Extracted data entries
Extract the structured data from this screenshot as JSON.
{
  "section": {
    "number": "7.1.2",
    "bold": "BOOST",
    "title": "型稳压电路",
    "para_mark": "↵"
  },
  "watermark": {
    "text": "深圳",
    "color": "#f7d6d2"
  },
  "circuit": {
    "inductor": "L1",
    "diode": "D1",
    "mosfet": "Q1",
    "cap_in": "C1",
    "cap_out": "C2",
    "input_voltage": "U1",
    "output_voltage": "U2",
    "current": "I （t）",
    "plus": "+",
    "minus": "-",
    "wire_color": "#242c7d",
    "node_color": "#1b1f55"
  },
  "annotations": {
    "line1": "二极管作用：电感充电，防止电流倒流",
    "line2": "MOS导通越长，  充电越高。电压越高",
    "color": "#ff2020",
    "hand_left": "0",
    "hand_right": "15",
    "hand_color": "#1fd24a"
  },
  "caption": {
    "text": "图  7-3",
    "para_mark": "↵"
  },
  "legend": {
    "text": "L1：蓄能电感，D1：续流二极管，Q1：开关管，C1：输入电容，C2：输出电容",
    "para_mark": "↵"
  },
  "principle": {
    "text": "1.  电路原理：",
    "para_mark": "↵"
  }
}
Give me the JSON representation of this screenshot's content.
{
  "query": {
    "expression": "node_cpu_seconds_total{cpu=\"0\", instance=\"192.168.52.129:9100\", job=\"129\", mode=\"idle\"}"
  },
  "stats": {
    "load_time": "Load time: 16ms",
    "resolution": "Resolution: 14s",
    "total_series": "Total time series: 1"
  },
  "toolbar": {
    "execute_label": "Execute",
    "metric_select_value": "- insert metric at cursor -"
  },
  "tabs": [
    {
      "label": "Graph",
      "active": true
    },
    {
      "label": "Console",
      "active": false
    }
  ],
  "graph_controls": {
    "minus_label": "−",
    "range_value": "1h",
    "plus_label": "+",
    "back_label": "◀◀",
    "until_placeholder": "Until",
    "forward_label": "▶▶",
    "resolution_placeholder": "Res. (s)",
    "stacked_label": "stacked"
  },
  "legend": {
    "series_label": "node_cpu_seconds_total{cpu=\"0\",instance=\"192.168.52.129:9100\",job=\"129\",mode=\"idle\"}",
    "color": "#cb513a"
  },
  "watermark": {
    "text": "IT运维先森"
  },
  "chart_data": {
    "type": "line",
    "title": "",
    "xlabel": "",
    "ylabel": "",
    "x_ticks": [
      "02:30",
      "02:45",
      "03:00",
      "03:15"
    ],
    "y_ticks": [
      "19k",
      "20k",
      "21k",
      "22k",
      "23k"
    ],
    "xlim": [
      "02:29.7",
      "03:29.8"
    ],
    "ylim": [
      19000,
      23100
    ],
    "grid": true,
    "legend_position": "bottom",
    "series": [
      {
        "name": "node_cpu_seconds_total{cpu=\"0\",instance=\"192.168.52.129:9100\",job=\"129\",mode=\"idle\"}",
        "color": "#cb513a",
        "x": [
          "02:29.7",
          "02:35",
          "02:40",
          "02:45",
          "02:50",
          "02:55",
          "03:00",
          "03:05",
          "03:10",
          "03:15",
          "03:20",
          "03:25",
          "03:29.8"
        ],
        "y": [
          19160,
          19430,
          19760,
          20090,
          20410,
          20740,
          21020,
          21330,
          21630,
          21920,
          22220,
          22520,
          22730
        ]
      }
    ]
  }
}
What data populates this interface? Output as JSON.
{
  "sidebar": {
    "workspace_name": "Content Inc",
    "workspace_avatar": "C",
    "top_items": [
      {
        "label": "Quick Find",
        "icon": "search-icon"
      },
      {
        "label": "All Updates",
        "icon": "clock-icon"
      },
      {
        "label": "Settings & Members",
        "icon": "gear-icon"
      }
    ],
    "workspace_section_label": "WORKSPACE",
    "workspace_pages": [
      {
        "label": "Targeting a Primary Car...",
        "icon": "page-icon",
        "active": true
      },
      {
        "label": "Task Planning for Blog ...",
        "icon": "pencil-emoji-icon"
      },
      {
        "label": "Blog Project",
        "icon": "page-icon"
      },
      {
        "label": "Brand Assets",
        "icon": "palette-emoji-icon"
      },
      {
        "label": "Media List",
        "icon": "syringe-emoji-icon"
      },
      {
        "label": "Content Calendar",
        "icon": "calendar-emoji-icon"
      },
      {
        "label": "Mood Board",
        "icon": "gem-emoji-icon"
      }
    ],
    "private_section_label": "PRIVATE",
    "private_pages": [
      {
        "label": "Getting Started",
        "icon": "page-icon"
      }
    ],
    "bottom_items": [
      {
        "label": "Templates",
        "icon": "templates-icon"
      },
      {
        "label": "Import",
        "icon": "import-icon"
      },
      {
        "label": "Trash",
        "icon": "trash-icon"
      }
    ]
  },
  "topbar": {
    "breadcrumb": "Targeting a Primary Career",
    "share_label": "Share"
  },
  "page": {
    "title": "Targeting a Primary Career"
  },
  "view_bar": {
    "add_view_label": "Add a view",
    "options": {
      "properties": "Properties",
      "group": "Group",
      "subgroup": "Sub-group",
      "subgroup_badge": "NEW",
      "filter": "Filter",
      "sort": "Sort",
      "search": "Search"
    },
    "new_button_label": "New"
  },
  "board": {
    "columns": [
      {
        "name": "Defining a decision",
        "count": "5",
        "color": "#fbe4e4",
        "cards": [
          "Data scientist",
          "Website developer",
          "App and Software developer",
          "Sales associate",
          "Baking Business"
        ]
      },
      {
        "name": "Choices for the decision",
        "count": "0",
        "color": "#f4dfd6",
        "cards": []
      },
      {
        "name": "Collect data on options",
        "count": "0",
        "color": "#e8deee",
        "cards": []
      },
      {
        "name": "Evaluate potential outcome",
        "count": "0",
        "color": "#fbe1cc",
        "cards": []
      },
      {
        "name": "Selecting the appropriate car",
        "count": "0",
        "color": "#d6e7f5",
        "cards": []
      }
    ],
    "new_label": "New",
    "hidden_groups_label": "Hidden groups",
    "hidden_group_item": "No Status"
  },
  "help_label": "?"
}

Aim of the exercise ::
Emit the full listing verbatim.

Correct response ::
Extract the structured data from this screenshot as JSON.
{
  "section": {
    "number": "7.1.2",
    "bold": "BOOST",
    "title": "型稳压电路",
    "para_mark": "↵"
  },
  "watermark": {
    "text": "深圳",
    "color": "#f7d6d2"
  },
  "circuit": {
    "inductor": "L1",
    "diode": "D1",
    "mosfet": "Q1",
    "cap_in": "C1",
    "cap_out": "C2",
    "input_voltage": "U1",
    "output_voltage": "U2",
    "current": "I （t）",
    "plus": "+",
    "minus": "-",
    "wire_color": "#242c7d",
    "node_color": "#1b1f55"
  },
  "annotations": {
    "line1": "二极管作用：电感充电，防止电流倒流",
    "line2": "MOS导通越长，  充电越高。电压越高",
    "color": "#ff2020",
    "hand_left": "0",
    "hand_right": "15",
    "hand_color": "#1fd24a"
  },
  "caption": {
    "text": "图  7-3",
    "para_mark": "↵"
  },
  "legend": {
    "text": "L1：蓄能电感，D1：续流二极管，Q1：开关管，C1：输入电容，C2：输出电容",
    "para_mark": "↵"
  },
  "principle": {
    "text": "1.  电路原理：",
    "para_mark": "↵"
  }
}
Give me the JSON representation of this screenshot's content.
{
  "query": {
    "expression": "node_cpu_seconds_total{cpu=\"0\", instance=\"192.168.52.129:9100\", job=\"129\", mode=\"idle\"}"
  },
  "stats": {
    "load_time": "Load time: 16ms",
    "resolution": "Resolution: 14s",
    "total_series": "Total time series: 1"
  },
  "toolbar": {
    "execute_label": "Execute",
    "metric_select_value": "- insert metric at cursor -"
  },
  "tabs": [
    {
      "label": "Graph",
      "active": true
    },
    {
      "label": "Console",
      "active": false
    }
  ],
  "graph_controls": {
    "minus_label": "−",
    "range_value": "1h",
    "plus_label": "+",
    "back_label": "◀◀",
    "until_placeholder": "Until",
    "forward_label": "▶▶",
    "resolution_placeholder": "Res. (s)",
    "stacked_label": "stacked"
  },
  "legend": {
    "series_label": "node_cpu_seconds_total{cpu=\"0\",instance=\"192.168.52.129:9100\",job=\"129\",mode=\"idle\"}",
    "color": "#cb513a"
  },
  "watermark": {
    "text": "IT运维先森"
  },
  "chart_data": {
    "type": "line",
    "title": "",
    "xlabel": "",
    "ylabel": "",
    "x_ticks": [
      "02:30",
      "02:45",
      "03:00",
      "03:15"
    ],
    "y_ticks": [
      "19k",
      "20k",
      "21k",
      "22k",
      "23k"
    ],
    "xlim": [
      "02:29.7",
      "03:29.8"
    ],
    "ylim": [
      19000,
      23100
    ],
    "grid": true,
    "legend_position": "bottom",
    "series": [
      {
        "name": "node_cpu_seconds_total{cpu=\"0\",instance=\"192.168.52.129:9100\",job=\"129\",mode=\"idle\"}",
        "color": "#cb513a",
        "x": [
          "02:29.7",
          "02:35",
          "02:40",
          "02:45",
          "02:50",
          "02:55",
          "03:00",
          "03:05",
          "03:10",
          "03:15",
          "03:20",
          "03:25",
          "03:29.8"
        ],
        "y": [
          19160,
          19430,
          19760,
          20090,
          20410,
          20740,
          21020,
          21330,
          21630,
          21920,
          22220,
          22520,
          22730
        ]
      }
    ]
  }
}
What data populates this interface? Output as JSON.
{
  "sidebar": {
    "workspace_name": "Content Inc",
    "workspace_avatar": "C",
    "top_items": [
      {
        "label": "Quick Find",
        "icon": "search-icon"
      },
      {
        "label": "All Updates",
        "icon": "clock-icon"
      },
      {
        "label": "Settings & Members",
        "icon": "gear-icon"
      }
    ],
    "workspace_section_label": "WORKSPACE",
    "workspace_pages": [
      {
        "label": "Targeting a Primary Car...",
        "icon": "page-icon",
        "active": true
      },
      {
        "label": "Task Planning for Blog ...",
        "icon": "pencil-emoji-icon"
      },
      {
        "label": "Blog Project",
        "icon": "page-icon"
      },
      {
        "label": "Brand Assets",
        "icon": "palette-emoji-icon"
      },
      {
        "label": "Media List",
        "icon": "syringe-emoji-icon"
      },
      {
        "label": "Content Calendar",
        "icon": "calendar-emoji-icon"
      },
      {
        "label": "Mood Board",
        "icon": "gem-emoji-icon"
      }
    ],
    "private_section_label": "PRIVATE",
    "private_pages": [
      {
        "label": "Getting Started",
        "icon": "page-icon"
      }
    ],
    "bottom_items": [
      {
        "label": "Templates",
        "icon": "templates-icon"
      },
      {
        "label": "Import",
        "icon": "import-icon"
      },
      {
        "label": "Trash",
        "icon": "trash-icon"
      }
    ]
  },
  "topbar": {
    "breadcrumb": "Targeting a Primary Career",
    "share_label": "Share"
  },
  "page": {
    "title": "Targeting a Primary Career"
  },
  "view_bar": {
    "add_view_label": "Add a view",
    "options": {
      "properties": "Properties",
      "group": "Group",
      "subgroup": "Sub-group",
      "subgroup_badge": "NEW",
      "filter": "Filter",
      "sort": "Sort",
      "search": "Search"
    },
    "new_button_label": "New"
  },
  "board": {
    "columns": [
      {
        "name": "Defining a decision",
        "count": "5",
        "color": "#fbe4e4",
        "cards": [
          "Data scientist",
          "Website developer",
          "App and Software developer",
          "Sales associate",
          "Baking Business"
        ]
      },
      {
        "name": "Choices for the decision",
        "count": "0",
        "color": "#f4dfd6",
        "cards": []
      },
      {
        "name": "Collect data on options",
        "count": "0",
        "color": "#e8deee",
        "cards": []
      },
      {
        "name": "Evaluate potential outcome",
        "count": "0",
        "color": "#fbe1cc",
        "cards": []
      },
      {
        "name": "Selecting the appropriate car",
        "count": "0",
        "color": "#d6e7f5",
        "cards": []
      }
    ],
    "new_label": "New",
    "hidden_groups_label": "Hidden groups",
    "hidden_group_item": "No Status"
  },
  "help_label": "?"
}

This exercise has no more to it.